## Written task
Identify, in the records below, every line where the string "成长与变更" appears, and copy each such line.

## Supplied data
★ ★ ★ ★ ★

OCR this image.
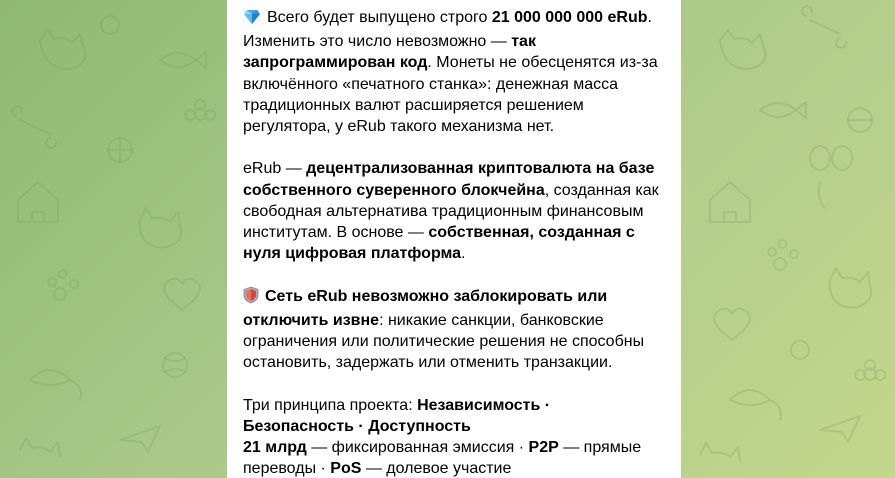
Всего будет выпущено строго 21 000 000 000 eRub. Изменить это число невозможно — так запрограммирован код. Монеты не обесценятся из-за включённого «печатного станка»: денежная масса традиционных валют расширяется решением регулятора, у eRub такого механизма нет.

eRub — децентрализованная криптовалюта на базе собственного суверенного блокчейна, созданная как свободная альтернатива традиционным финансовым институтам. В основе — собственная, созданная с нуля цифровая платформа.

Сеть eRub невозможно заблокировать или отключить извне: никакие санкции, банковские ограничения или политические решения не способны остановить, задержать или отменить транзакции.

Три принципа проекта: Независимость · Безопасность · Доступность
21 млрд — фиксированная эмиссия · P2P — прямые переводы · PoS — долевое участие
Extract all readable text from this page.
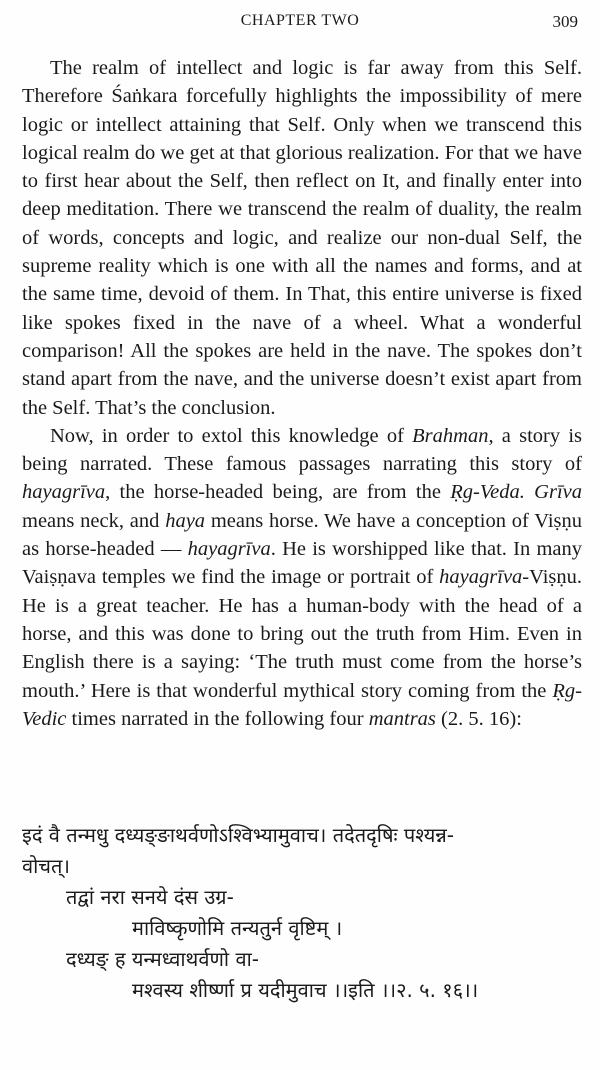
CHAPTER TWO	309

The realm of intellect and logic is far away from this Self. Therefore Śaṅkara forcefully highlights the impossibility of mere logic or intellect attaining that Self. Only when we transcend this logical realm do we get at that glorious realization. For that we have to first hear about the Self, then reflect on It, and finally enter into deep meditation. There we transcend the realm of duality, the realm of words, concepts and logic, and realize our non-dual Self, the supreme reality which is one with all the names and forms, and at the same time, devoid of them. In That, this entire universe is fixed like spokes fixed in the nave of a wheel. What a wonderful comparison! All the spokes are held in the nave. The spokes don’t stand apart from the nave, and the universe doesn’t exist apart from the Self. That’s the conclusion.

Now, in order to extol this knowledge of Brahman, a story is being narrated. These famous passages narrating this story of hayagrīva, the horse-headed being, are from the Ṛg-Veda. Grīva means neck, and haya means horse. We have a conception of Viṣṇu as horse-headed — hayagrīva. He is worshipped like that. In many Vaiṣṇava temples we find the image or portrait of hayagrīva-Viṣṇu. He is a great teacher. He has a human-body with the head of a horse, and this was done to bring out the truth from Him. Even in English there is a saying: ‘The truth must come from the horse’s mouth.’ Here is that wonderful mythical story coming from the Ṛg-Vedic times narrated in the following four mantras (2. 5. 16):

इदं वै तन्मधु दध्यङ्ङाथर्वणोऽश्विभ्यामुवाच। तदेतदृषिः पश्यन्न-

वोचत्।

तद्वां नरा सनये दंस उग्र-

माविष्कृणोमि तन्यतुर्न वृष्टिम् ।

दध्यङ् ह यन्मध्वाथर्वणो वा-

मश्वस्य शीर्ष्णा प्र यदीमुवाच ।।इति ।।२. ५. १६।।
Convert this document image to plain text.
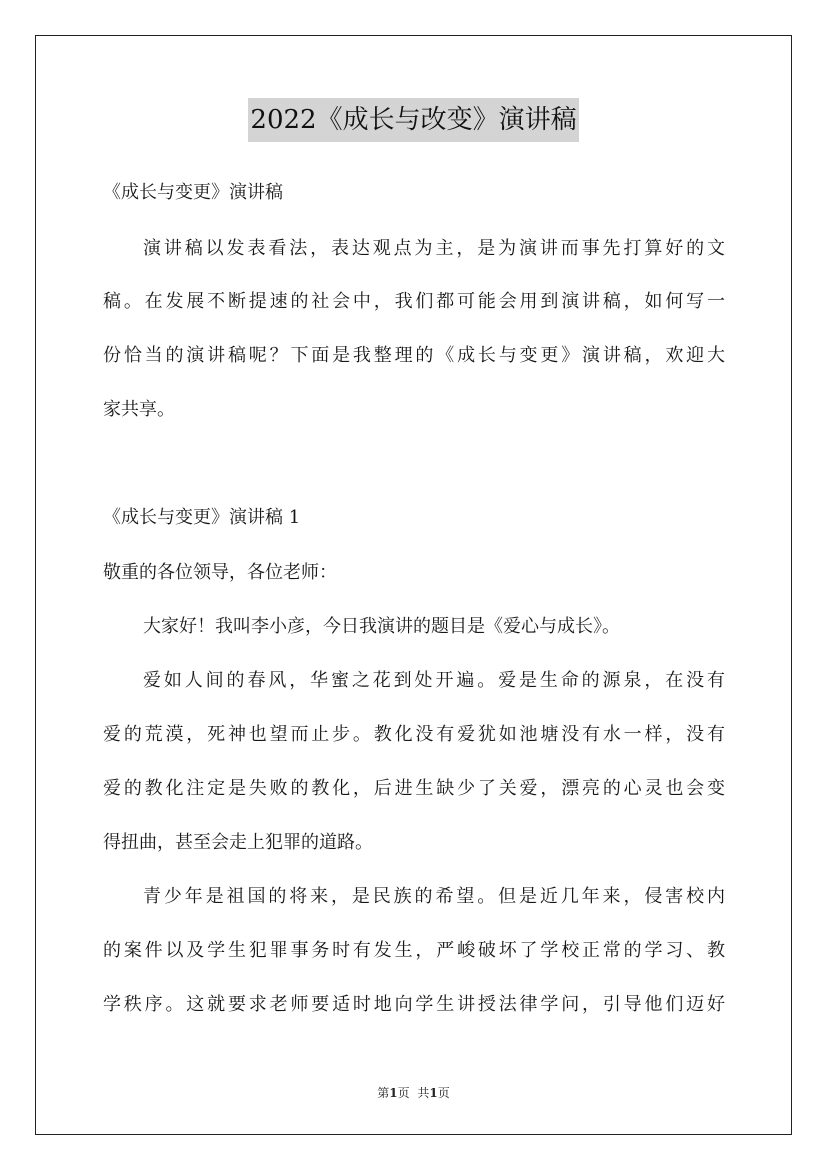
2022《成长与改变》演讲稿
《成长与变更》演讲稿
演讲稿以发表看法，表达观点为主，是为演讲而事先打算好的文
稿。在发展不断提速的社会中，我们都可能会用到演讲稿，如何写一
份恰当的演讲稿呢？下面是我整理的《成长与变更》演讲稿，欢迎大
家共享。
《成长与变更》演讲稿 1
敬重的各位领导，各位老师：
大家好！我叫李小彦，今日我演讲的题目是《爱心与成长》。
爱如人间的春风，华蜜之花到处开遍。爱是生命的源泉，在没有
爱的荒漠，死神也望而止步。教化没有爱犹如池塘没有水一样，没有
爱的教化注定是失败的教化，后进生缺少了关爱，漂亮的心灵也会变
得扭曲，甚至会走上犯罪的道路。
青少年是祖国的将来，是民族的希望。但是近几年来，侵害校内
的案件以及学生犯罪事务时有发生，严峻破坏了学校正常的学习、教
学秩序。这就要求老师要适时地向学生讲授法律学问，引导他们迈好
第1页 共1页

★ ★ ★ ★ ★

## Answer for this exercise
《成长与变更》演讲稿
份恰当的演讲稿呢？下面是我整理的《成长与变更》演讲稿，欢迎大
《成长与变更》演讲稿 1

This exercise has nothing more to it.